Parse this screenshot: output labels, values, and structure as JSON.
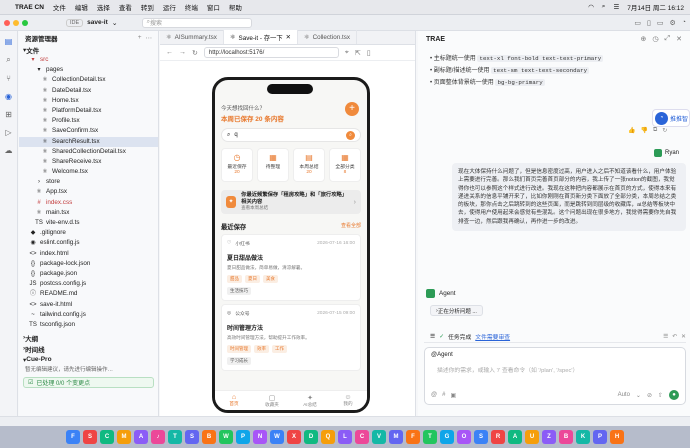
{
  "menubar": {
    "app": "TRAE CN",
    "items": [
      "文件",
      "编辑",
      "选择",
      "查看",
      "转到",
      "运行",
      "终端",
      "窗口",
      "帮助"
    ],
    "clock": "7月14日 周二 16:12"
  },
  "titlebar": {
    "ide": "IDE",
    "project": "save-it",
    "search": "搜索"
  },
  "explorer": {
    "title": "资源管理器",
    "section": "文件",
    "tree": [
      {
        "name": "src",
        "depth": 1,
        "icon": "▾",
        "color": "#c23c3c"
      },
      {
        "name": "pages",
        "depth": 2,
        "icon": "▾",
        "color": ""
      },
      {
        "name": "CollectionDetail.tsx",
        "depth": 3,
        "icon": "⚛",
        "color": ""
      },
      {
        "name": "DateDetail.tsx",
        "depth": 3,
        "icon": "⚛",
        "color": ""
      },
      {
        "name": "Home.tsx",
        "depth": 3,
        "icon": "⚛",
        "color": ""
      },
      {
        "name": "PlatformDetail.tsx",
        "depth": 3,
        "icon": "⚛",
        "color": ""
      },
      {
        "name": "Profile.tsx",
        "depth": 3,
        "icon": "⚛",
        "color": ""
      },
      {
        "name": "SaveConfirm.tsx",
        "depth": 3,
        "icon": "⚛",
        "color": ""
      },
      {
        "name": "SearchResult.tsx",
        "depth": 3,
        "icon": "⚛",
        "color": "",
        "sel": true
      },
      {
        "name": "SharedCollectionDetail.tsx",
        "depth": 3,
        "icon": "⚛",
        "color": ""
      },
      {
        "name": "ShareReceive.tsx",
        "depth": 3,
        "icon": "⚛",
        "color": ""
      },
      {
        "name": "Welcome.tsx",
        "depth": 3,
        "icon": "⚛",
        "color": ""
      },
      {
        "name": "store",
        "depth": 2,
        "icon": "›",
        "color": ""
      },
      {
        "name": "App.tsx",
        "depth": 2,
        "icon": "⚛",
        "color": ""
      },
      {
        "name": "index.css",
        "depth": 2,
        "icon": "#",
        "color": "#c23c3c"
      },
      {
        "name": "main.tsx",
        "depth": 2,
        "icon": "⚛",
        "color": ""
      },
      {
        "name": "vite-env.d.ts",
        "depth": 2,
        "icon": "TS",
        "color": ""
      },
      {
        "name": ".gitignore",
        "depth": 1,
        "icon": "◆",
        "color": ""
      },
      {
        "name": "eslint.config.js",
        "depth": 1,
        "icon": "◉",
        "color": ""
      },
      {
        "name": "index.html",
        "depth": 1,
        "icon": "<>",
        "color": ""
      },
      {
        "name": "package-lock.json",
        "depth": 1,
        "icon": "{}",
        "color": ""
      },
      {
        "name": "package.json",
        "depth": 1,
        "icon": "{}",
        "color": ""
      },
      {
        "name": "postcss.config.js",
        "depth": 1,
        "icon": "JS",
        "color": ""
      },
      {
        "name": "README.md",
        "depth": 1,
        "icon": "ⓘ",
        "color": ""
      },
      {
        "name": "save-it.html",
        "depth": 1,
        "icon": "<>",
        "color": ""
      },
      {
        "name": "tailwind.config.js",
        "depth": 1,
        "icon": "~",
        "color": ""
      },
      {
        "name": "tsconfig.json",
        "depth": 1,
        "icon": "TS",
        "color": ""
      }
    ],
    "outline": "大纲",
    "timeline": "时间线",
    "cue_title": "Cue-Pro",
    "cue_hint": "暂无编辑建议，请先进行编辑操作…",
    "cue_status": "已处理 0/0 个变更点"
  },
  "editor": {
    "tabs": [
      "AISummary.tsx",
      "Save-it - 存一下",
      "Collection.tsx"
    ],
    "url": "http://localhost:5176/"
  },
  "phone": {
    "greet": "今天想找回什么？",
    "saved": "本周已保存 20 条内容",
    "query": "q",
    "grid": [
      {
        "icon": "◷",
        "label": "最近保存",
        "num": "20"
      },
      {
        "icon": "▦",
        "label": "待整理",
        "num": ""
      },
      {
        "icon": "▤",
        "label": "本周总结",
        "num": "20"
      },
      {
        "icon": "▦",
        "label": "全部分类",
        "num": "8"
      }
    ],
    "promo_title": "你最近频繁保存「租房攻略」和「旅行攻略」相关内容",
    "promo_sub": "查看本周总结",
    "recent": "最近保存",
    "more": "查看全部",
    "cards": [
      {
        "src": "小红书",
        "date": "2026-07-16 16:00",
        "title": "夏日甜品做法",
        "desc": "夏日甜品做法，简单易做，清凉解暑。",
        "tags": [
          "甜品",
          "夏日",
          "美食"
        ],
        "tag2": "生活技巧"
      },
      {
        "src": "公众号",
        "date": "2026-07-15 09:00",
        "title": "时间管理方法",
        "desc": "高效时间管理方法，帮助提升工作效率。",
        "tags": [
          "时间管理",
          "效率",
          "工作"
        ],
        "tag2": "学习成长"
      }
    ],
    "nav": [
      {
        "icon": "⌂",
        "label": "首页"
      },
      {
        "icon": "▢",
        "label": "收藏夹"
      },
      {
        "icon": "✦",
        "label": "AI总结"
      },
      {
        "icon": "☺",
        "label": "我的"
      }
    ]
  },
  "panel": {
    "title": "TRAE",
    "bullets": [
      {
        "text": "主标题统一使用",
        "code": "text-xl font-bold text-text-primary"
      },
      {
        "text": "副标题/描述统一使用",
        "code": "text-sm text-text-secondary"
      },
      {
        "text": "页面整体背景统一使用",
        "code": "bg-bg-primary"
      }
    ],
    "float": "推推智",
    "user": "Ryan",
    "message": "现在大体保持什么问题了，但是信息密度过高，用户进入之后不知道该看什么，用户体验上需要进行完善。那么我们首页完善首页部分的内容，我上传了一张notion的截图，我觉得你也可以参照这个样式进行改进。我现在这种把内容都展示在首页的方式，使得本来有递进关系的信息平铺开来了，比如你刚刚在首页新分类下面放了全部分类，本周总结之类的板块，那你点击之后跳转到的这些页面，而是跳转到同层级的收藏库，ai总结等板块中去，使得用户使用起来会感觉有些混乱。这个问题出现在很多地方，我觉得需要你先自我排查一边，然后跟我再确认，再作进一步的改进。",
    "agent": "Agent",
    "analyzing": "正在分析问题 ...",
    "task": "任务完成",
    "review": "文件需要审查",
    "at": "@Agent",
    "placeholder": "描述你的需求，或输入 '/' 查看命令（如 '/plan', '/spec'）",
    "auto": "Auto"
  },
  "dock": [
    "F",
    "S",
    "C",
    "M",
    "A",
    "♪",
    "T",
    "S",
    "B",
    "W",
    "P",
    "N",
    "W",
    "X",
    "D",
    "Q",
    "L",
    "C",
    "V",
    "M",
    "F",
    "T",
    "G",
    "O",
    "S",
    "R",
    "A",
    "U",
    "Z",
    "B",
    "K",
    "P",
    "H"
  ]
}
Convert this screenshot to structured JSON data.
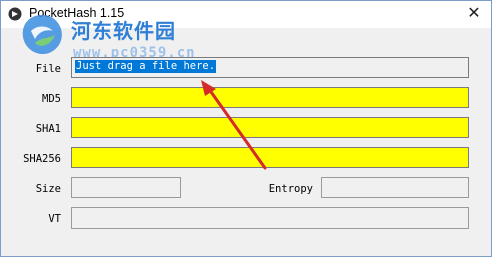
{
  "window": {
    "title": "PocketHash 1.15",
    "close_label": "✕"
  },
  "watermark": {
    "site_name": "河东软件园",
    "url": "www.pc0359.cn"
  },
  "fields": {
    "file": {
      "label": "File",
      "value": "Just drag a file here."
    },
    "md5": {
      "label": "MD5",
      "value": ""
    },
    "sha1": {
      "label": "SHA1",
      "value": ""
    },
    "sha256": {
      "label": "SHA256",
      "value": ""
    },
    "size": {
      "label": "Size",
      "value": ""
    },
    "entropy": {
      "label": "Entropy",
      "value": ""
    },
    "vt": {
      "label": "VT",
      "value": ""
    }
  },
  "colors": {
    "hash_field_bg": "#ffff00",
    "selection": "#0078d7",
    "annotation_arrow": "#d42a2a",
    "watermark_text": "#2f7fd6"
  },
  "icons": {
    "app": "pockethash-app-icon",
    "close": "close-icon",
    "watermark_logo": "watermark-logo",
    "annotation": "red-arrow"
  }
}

—————

Which lines contain "desc"? Copy each of them.

        "desc": "夏日甜品做法，简单易做，清凉解暑。",
        "desc": "高效时间管理方法，帮助提升工作效率。",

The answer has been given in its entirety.